Dataset items |
★ ★ ★ ★ ★ ★ ★

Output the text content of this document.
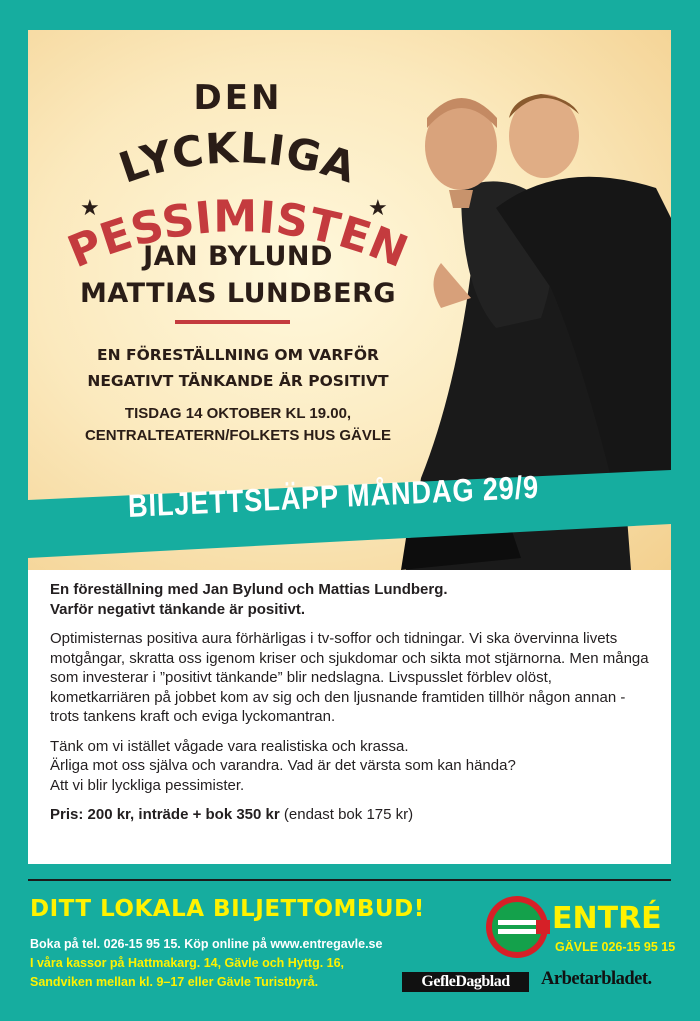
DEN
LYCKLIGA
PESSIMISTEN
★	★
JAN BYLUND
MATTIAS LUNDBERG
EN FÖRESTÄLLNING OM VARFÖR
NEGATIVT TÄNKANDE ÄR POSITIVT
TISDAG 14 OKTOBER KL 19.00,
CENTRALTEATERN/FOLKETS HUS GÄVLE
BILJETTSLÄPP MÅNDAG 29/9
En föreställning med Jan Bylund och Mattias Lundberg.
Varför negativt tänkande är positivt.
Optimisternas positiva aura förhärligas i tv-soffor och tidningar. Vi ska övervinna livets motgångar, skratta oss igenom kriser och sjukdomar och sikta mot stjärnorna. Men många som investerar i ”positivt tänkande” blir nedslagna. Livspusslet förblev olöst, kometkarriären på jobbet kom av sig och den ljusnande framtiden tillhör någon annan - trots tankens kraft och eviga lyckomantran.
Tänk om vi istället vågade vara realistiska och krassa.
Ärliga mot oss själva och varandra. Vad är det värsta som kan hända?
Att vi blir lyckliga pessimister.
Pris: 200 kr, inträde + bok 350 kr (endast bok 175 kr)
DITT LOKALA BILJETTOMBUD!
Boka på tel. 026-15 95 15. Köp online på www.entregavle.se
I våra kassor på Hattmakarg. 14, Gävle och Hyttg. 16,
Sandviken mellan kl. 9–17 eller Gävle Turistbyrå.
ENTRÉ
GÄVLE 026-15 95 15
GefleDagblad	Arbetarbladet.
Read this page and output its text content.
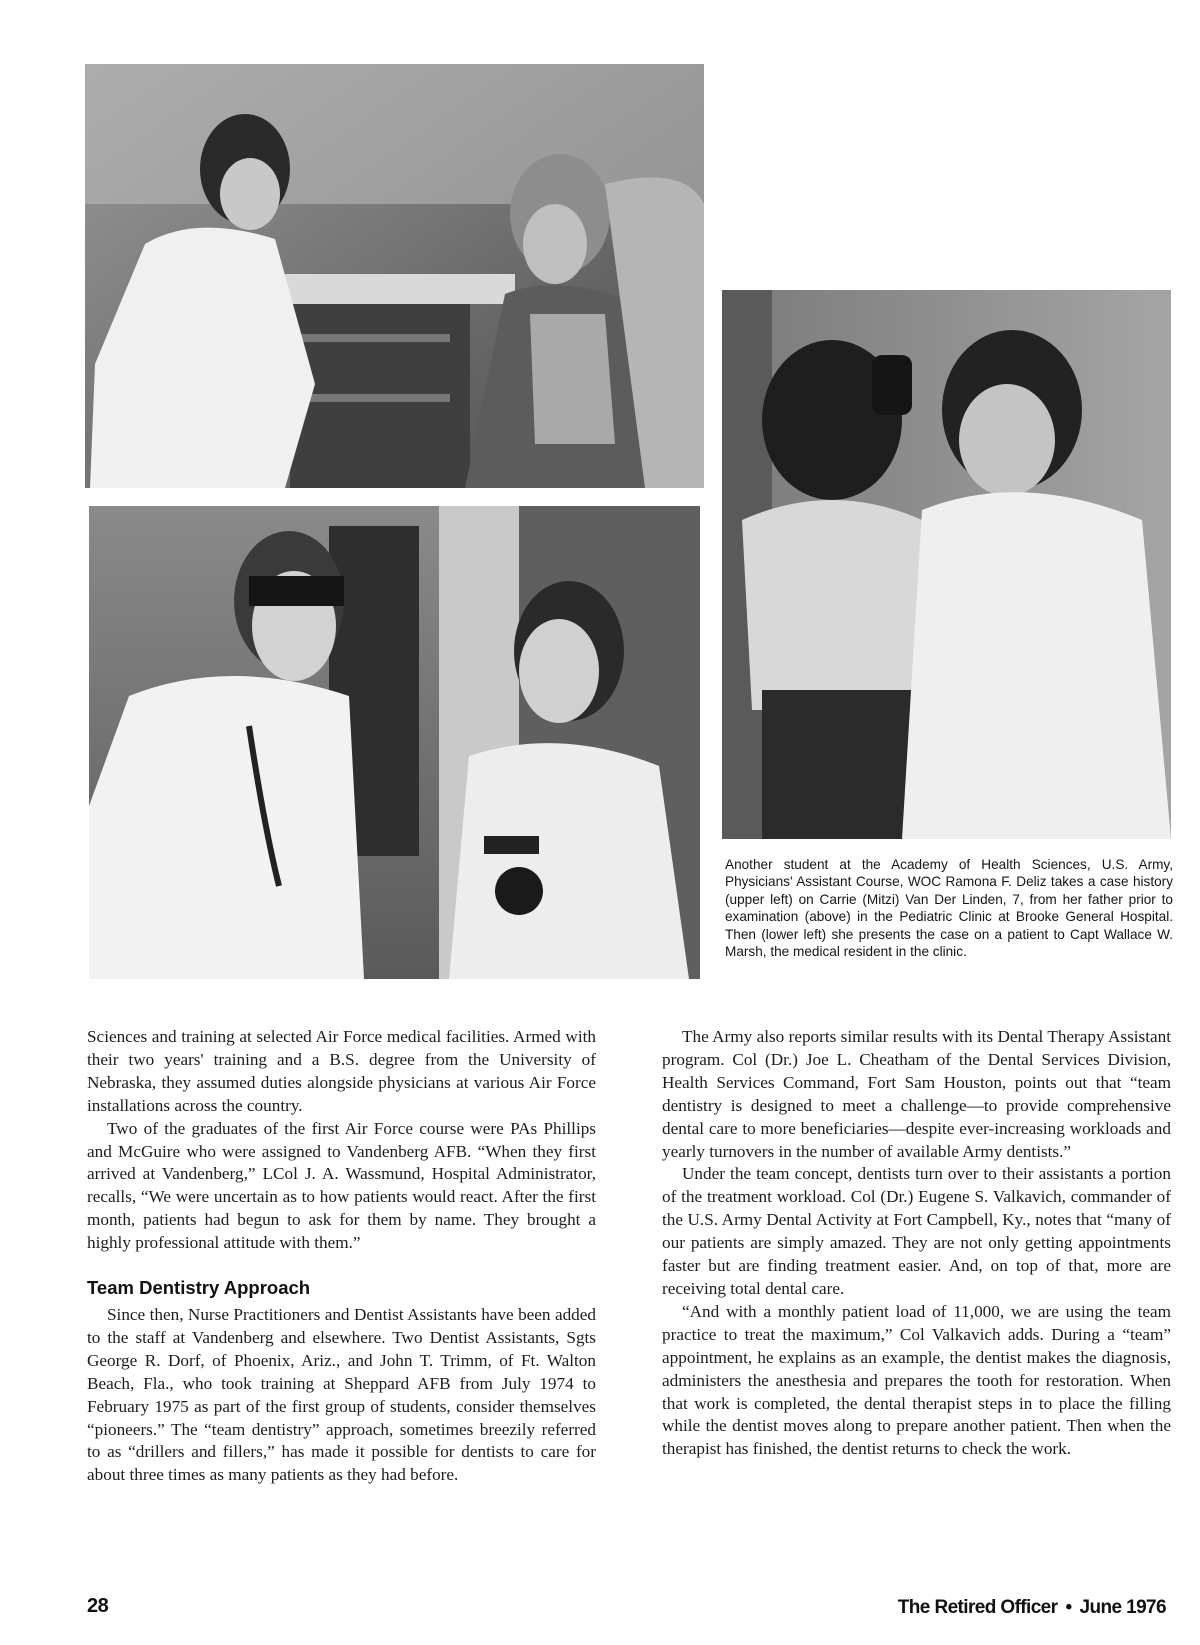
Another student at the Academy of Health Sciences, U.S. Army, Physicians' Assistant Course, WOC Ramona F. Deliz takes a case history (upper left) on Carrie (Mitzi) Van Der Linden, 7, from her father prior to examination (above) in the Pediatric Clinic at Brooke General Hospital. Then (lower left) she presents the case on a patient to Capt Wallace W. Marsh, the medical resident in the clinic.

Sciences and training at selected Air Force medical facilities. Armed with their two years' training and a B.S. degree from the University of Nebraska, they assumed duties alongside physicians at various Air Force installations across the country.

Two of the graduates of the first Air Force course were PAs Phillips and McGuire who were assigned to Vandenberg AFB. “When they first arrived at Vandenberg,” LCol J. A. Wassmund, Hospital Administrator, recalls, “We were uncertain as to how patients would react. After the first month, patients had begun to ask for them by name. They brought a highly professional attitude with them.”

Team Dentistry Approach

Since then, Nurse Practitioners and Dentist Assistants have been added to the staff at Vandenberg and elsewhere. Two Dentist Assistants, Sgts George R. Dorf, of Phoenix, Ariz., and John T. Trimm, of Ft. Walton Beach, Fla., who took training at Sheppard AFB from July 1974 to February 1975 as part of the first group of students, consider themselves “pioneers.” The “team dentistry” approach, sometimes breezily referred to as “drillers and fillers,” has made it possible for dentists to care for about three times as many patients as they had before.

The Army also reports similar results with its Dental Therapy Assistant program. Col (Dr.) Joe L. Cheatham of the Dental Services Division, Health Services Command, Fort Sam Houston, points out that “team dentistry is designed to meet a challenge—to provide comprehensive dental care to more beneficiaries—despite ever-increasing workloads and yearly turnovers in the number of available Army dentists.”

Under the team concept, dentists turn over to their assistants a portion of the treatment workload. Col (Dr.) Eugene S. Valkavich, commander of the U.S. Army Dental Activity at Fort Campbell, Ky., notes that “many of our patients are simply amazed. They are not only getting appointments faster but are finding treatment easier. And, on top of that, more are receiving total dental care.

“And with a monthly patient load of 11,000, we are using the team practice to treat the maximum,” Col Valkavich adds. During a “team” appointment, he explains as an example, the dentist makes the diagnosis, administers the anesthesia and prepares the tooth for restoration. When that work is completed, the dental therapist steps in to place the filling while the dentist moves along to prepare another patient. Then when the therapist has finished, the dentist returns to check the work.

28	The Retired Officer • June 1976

★ ★ ★ ★ ★ ★ ★

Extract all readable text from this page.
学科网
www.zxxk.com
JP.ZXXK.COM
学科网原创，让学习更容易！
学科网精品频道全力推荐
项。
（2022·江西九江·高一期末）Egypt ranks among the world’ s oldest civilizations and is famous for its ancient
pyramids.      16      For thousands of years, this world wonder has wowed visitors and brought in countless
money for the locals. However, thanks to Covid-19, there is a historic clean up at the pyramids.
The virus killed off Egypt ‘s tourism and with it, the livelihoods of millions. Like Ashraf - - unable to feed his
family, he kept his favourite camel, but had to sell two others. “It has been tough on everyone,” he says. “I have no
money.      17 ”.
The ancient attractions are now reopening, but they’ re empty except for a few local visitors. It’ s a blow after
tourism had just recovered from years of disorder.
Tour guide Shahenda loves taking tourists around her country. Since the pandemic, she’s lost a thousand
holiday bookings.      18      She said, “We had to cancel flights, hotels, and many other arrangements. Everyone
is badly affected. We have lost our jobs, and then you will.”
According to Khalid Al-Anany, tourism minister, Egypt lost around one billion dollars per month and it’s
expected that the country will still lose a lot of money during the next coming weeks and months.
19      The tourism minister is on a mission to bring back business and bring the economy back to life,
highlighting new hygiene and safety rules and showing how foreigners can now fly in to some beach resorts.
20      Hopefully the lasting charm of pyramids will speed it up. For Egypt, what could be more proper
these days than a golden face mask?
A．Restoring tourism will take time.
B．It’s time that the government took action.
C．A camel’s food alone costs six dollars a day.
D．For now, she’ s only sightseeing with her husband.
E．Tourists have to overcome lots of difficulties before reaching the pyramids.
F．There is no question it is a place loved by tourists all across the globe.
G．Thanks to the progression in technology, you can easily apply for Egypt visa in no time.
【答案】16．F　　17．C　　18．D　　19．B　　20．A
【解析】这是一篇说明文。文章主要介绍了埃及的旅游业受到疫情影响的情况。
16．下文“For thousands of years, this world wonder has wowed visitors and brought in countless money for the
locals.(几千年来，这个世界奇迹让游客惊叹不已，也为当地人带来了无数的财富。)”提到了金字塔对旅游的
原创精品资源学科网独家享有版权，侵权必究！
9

★ ★ ★ ★ ★ ★ ★

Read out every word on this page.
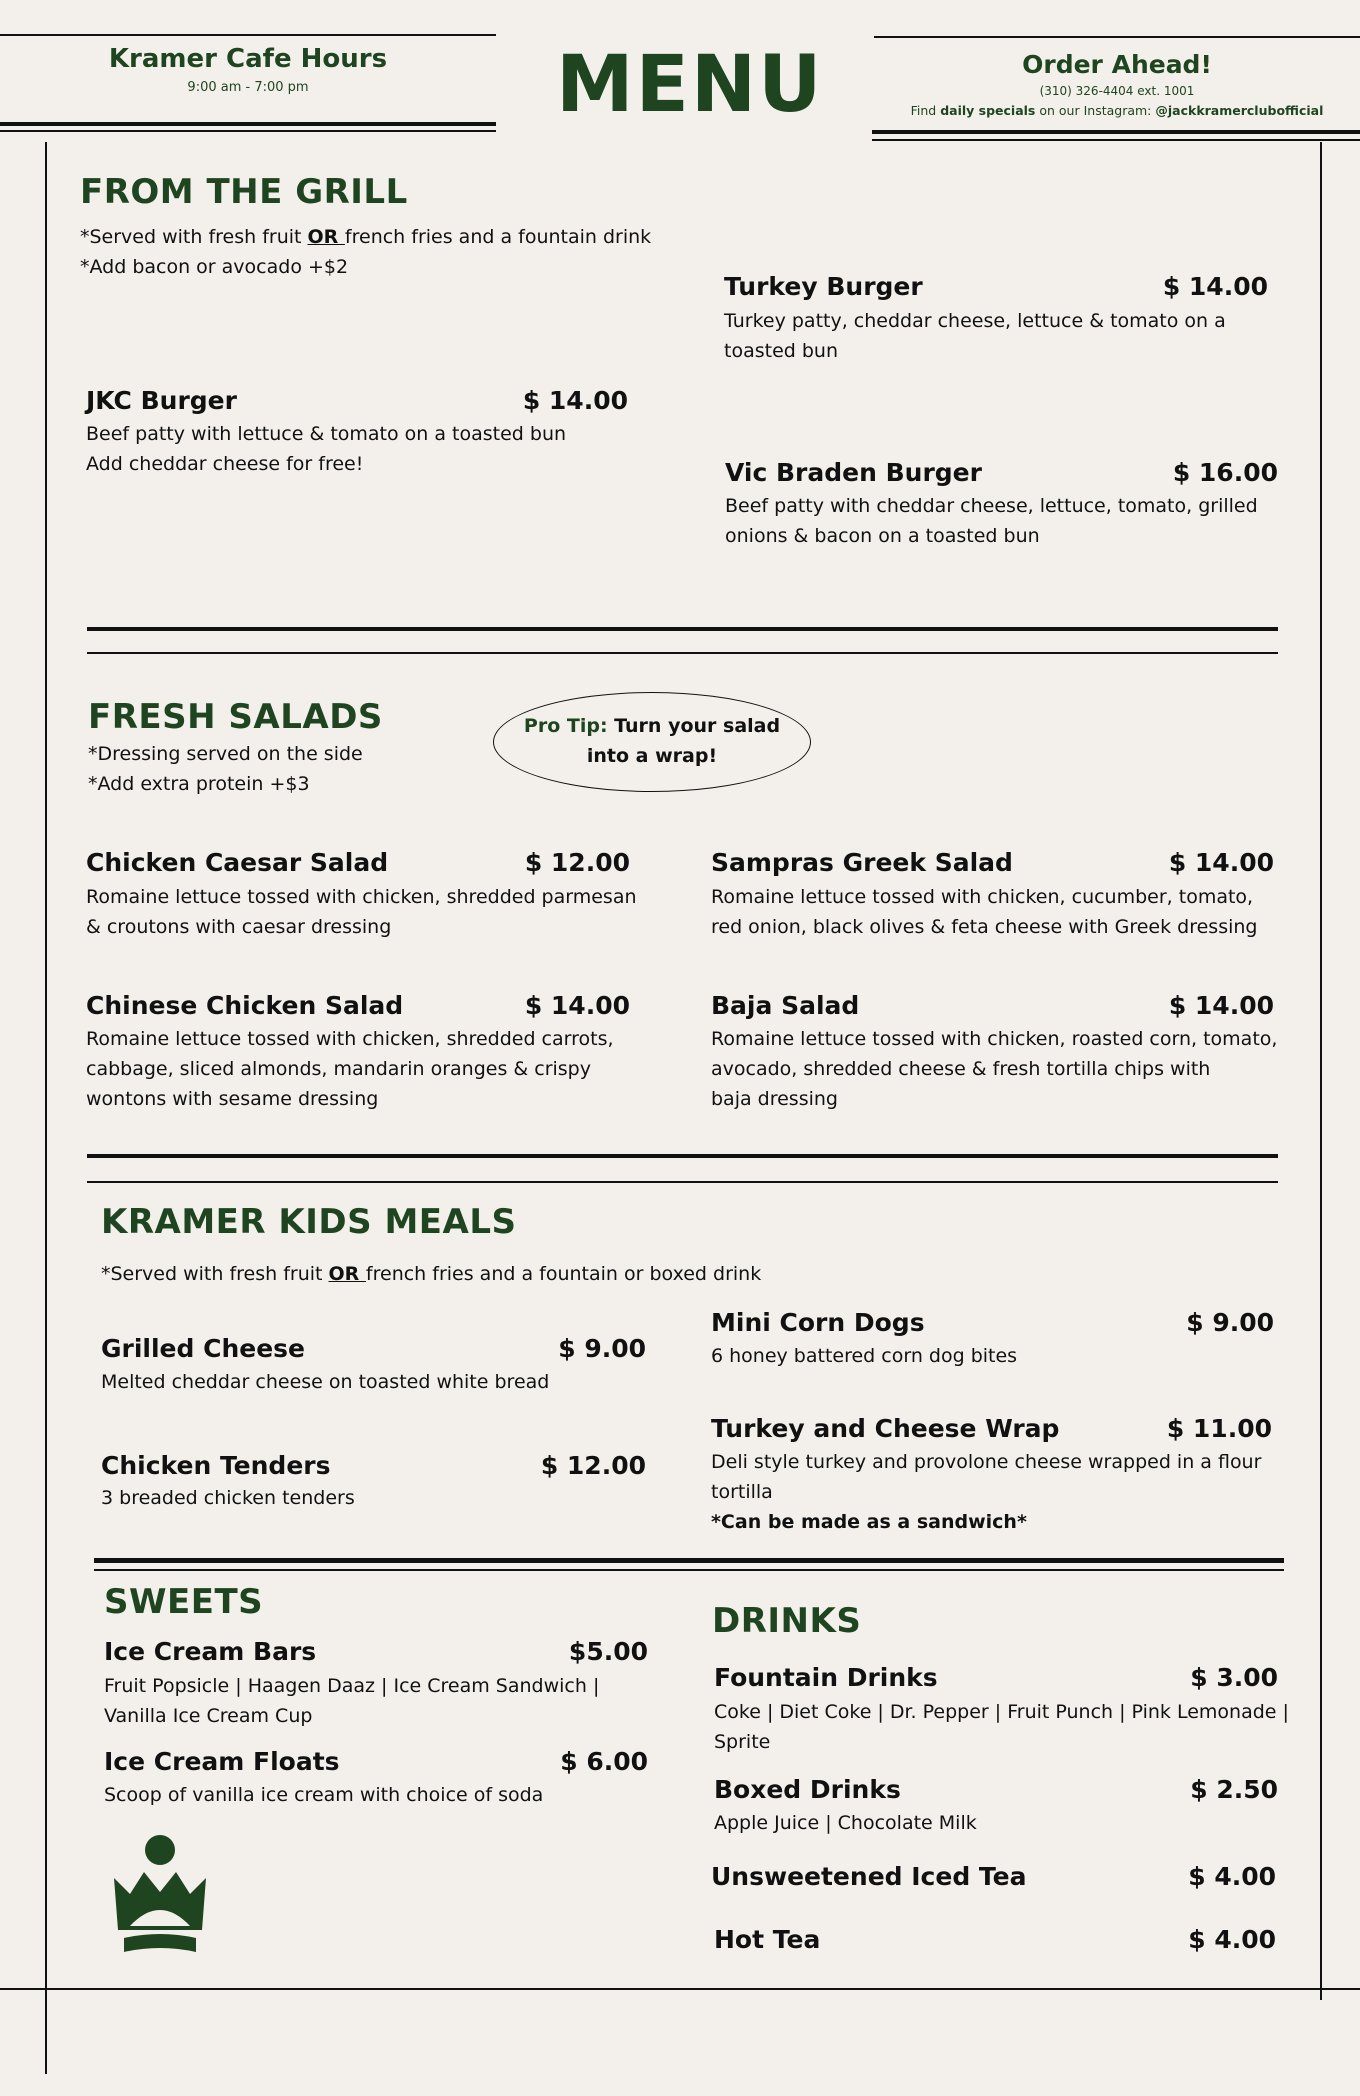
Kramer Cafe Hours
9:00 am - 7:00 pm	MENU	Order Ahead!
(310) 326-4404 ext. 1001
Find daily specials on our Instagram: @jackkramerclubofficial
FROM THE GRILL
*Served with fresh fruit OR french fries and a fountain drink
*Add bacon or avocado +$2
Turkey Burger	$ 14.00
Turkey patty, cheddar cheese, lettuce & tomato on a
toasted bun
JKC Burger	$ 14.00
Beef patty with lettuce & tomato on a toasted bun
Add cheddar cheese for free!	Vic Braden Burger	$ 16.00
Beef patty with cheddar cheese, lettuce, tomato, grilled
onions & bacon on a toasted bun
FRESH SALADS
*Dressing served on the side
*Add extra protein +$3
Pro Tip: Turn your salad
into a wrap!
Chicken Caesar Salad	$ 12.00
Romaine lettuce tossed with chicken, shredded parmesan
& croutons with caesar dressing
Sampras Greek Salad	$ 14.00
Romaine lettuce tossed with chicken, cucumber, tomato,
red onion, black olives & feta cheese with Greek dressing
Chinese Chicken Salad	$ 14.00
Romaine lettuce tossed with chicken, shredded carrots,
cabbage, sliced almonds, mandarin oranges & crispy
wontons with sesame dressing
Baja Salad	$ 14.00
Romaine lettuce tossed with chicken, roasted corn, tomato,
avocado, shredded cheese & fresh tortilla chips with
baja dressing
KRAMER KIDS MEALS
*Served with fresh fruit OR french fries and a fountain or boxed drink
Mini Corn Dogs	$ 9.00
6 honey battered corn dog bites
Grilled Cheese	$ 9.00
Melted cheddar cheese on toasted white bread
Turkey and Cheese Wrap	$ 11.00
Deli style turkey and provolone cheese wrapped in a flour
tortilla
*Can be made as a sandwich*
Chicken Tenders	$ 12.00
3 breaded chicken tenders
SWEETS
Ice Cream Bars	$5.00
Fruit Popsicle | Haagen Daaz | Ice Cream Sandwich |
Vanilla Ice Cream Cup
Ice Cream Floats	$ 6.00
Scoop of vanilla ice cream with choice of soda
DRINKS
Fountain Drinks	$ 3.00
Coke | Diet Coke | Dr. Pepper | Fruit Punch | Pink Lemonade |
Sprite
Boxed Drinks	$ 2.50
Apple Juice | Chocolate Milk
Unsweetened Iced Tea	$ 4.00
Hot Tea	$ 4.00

★ ★ ★ ★ ★ ★ ★

In the records above, how many lines include "Greek"? Reply only with the number.

Answer to the exercise | 2